Report how many lines contain "this". The answer is a single number.

○ ○ ○ ○

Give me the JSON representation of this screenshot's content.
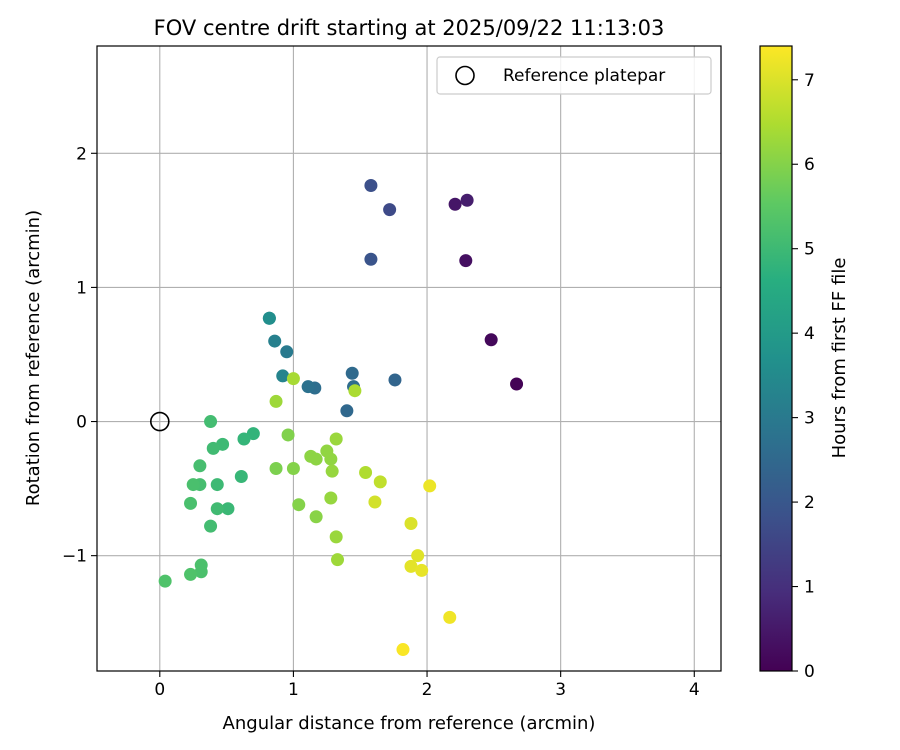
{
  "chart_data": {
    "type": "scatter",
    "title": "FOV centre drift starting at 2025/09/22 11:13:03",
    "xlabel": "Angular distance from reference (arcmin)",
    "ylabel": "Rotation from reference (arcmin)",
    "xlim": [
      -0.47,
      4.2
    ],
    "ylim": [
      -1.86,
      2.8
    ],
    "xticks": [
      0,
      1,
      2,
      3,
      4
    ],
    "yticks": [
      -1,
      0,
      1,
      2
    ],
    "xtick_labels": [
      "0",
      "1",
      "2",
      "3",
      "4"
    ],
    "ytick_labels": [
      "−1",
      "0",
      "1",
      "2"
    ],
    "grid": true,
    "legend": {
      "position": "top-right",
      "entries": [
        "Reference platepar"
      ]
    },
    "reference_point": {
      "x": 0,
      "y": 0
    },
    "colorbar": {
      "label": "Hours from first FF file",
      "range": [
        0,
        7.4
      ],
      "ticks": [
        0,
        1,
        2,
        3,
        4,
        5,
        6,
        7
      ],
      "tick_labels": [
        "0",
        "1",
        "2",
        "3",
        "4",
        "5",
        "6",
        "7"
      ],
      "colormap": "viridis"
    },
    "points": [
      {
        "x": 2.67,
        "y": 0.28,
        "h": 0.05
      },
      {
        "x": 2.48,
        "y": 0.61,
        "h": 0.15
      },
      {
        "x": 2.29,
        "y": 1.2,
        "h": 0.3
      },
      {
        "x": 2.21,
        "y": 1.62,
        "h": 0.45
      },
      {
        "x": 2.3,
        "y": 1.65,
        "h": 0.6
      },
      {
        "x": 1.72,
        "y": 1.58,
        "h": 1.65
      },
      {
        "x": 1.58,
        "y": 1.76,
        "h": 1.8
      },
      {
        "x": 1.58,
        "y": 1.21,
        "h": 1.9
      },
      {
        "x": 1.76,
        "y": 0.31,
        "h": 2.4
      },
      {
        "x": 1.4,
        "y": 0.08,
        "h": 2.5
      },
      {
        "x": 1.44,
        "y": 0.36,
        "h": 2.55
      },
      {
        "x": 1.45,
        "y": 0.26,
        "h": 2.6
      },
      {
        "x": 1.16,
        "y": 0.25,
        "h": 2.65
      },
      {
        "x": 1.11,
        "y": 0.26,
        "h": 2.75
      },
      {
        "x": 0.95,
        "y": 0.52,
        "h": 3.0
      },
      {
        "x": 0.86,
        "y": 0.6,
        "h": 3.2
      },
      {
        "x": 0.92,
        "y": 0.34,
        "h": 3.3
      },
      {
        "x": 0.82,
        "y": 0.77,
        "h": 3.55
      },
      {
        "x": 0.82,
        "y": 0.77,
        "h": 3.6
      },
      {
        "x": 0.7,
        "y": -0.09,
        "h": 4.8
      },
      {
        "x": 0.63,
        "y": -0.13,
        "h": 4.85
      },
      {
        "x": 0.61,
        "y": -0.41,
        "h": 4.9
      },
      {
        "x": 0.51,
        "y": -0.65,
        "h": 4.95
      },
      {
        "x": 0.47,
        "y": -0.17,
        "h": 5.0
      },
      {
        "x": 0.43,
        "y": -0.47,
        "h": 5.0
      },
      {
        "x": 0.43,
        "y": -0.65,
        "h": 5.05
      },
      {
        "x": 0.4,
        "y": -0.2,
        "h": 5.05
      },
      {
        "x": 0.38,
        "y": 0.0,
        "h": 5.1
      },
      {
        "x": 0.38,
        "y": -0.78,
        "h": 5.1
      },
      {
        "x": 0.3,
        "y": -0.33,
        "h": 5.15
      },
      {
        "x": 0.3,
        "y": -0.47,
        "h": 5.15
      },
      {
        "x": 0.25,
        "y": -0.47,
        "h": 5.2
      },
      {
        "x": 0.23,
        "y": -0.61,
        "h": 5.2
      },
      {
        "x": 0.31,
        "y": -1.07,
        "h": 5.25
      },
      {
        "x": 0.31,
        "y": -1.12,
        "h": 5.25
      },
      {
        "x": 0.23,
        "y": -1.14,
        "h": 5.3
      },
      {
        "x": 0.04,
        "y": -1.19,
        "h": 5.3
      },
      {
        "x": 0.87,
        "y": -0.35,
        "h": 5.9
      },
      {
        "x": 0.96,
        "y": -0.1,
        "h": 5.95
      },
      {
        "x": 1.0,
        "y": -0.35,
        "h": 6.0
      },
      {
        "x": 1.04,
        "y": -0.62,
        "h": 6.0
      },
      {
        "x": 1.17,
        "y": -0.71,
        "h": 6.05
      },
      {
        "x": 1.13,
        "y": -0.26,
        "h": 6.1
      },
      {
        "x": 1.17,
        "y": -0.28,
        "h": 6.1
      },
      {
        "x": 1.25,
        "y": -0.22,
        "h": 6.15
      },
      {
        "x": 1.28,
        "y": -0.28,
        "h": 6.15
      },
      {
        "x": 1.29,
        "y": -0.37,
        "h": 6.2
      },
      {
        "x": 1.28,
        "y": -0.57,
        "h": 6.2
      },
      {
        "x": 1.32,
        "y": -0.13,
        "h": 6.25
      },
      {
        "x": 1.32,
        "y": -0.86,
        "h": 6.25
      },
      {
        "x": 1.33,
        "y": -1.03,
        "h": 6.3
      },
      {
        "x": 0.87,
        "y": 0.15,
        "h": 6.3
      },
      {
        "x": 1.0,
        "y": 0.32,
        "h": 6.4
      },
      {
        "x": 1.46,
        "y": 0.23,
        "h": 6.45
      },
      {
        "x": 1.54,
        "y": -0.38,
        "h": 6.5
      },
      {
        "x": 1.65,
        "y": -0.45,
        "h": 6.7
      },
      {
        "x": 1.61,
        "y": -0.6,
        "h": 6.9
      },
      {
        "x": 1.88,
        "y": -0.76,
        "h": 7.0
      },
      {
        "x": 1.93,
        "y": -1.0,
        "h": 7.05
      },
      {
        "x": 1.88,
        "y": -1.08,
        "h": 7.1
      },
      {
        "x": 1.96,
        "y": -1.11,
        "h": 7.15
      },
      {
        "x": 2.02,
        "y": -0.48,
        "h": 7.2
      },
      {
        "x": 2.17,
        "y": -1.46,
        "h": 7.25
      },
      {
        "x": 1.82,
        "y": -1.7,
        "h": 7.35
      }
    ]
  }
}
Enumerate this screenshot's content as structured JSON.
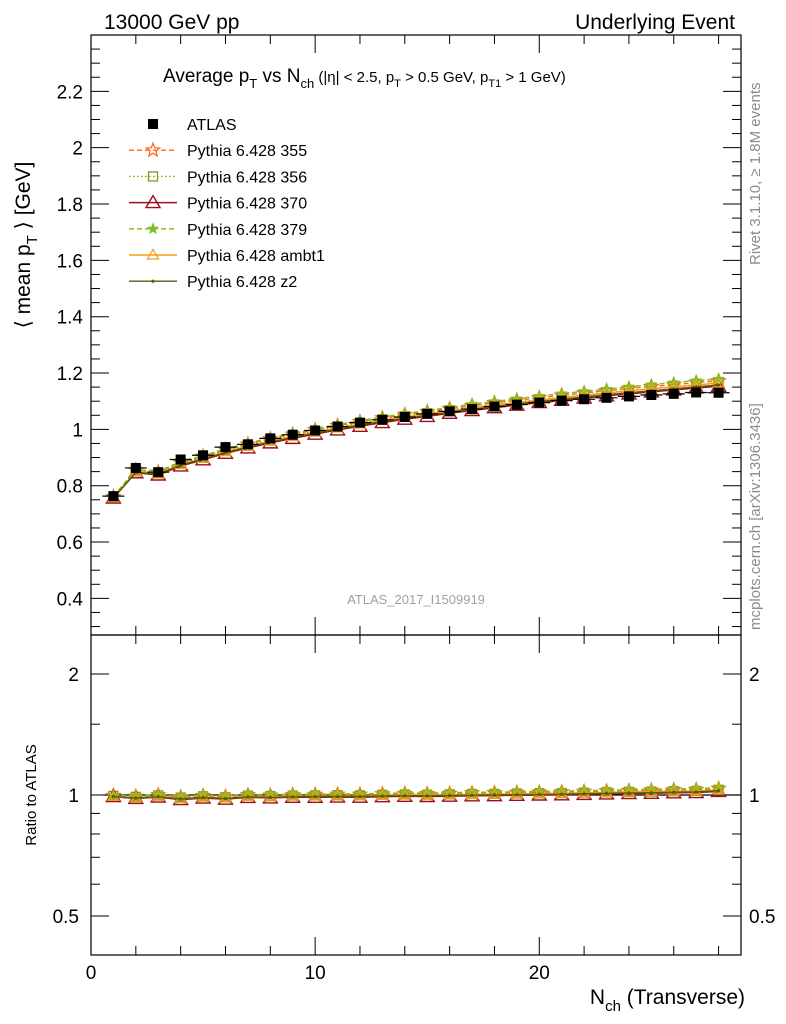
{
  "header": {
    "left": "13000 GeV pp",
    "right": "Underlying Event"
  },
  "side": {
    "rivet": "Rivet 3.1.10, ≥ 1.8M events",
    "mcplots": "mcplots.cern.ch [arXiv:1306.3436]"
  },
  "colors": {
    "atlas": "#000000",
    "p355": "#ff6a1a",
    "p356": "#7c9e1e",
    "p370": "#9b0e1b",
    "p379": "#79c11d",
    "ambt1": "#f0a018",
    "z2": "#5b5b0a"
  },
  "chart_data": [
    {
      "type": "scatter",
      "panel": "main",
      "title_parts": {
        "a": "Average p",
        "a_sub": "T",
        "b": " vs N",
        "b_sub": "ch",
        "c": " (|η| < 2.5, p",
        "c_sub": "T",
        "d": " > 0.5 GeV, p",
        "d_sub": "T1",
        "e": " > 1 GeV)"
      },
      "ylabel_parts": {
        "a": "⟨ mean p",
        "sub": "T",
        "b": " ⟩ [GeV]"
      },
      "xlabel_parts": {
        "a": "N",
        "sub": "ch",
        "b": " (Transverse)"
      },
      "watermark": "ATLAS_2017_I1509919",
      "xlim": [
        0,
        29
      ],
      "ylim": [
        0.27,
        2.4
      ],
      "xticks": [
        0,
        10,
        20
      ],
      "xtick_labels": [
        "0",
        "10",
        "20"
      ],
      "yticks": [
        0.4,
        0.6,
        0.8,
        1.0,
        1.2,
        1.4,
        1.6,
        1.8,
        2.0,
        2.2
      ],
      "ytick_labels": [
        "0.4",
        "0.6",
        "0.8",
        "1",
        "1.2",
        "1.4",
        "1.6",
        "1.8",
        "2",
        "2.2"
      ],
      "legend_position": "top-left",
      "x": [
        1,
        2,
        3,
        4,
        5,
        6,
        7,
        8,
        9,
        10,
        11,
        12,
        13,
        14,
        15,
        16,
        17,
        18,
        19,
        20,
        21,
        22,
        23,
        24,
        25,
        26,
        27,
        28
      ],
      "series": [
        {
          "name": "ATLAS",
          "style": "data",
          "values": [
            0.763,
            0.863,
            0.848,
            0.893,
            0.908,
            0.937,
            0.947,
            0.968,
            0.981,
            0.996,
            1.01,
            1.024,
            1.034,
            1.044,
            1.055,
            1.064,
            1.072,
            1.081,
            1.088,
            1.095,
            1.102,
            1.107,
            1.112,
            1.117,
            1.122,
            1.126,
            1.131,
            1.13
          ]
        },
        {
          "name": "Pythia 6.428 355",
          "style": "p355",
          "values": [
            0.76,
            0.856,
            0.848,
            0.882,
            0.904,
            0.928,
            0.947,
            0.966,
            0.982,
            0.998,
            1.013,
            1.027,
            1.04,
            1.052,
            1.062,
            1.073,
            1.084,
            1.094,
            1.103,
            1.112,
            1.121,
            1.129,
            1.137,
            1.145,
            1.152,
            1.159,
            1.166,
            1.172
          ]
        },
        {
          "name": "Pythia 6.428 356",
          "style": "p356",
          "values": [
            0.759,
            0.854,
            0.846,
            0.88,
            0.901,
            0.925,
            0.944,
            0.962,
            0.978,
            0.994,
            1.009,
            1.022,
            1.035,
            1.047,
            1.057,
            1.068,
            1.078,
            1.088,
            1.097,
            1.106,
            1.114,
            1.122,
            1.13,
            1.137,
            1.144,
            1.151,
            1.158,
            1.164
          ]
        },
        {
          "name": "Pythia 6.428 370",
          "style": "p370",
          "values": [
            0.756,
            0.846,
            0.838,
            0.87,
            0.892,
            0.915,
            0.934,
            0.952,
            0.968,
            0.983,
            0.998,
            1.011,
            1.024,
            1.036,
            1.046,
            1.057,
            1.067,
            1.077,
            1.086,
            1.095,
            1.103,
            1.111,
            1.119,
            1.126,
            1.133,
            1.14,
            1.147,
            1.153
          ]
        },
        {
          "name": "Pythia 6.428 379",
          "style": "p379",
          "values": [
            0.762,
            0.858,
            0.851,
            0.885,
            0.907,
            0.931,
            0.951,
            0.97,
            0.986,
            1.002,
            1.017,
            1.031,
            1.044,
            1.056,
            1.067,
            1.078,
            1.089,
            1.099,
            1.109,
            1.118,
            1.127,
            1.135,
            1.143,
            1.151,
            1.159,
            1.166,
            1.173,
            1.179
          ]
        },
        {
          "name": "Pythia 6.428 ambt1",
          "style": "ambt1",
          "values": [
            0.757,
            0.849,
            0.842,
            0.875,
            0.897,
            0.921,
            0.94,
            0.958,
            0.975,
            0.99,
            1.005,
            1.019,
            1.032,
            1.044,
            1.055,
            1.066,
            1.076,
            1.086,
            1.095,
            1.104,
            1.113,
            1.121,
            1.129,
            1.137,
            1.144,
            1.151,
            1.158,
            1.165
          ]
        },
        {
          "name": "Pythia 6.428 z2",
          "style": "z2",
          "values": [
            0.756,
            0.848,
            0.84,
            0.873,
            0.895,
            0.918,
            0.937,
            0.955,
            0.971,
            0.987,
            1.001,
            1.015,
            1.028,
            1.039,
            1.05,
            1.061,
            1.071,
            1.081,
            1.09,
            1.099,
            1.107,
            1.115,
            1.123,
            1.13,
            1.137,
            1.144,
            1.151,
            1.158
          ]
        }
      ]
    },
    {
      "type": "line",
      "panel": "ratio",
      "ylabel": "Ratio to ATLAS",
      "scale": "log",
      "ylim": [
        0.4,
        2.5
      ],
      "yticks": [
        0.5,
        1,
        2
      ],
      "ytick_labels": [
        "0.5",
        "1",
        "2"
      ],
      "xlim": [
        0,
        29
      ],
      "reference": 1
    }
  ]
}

○ ○ ○ ○

Expected answer » 2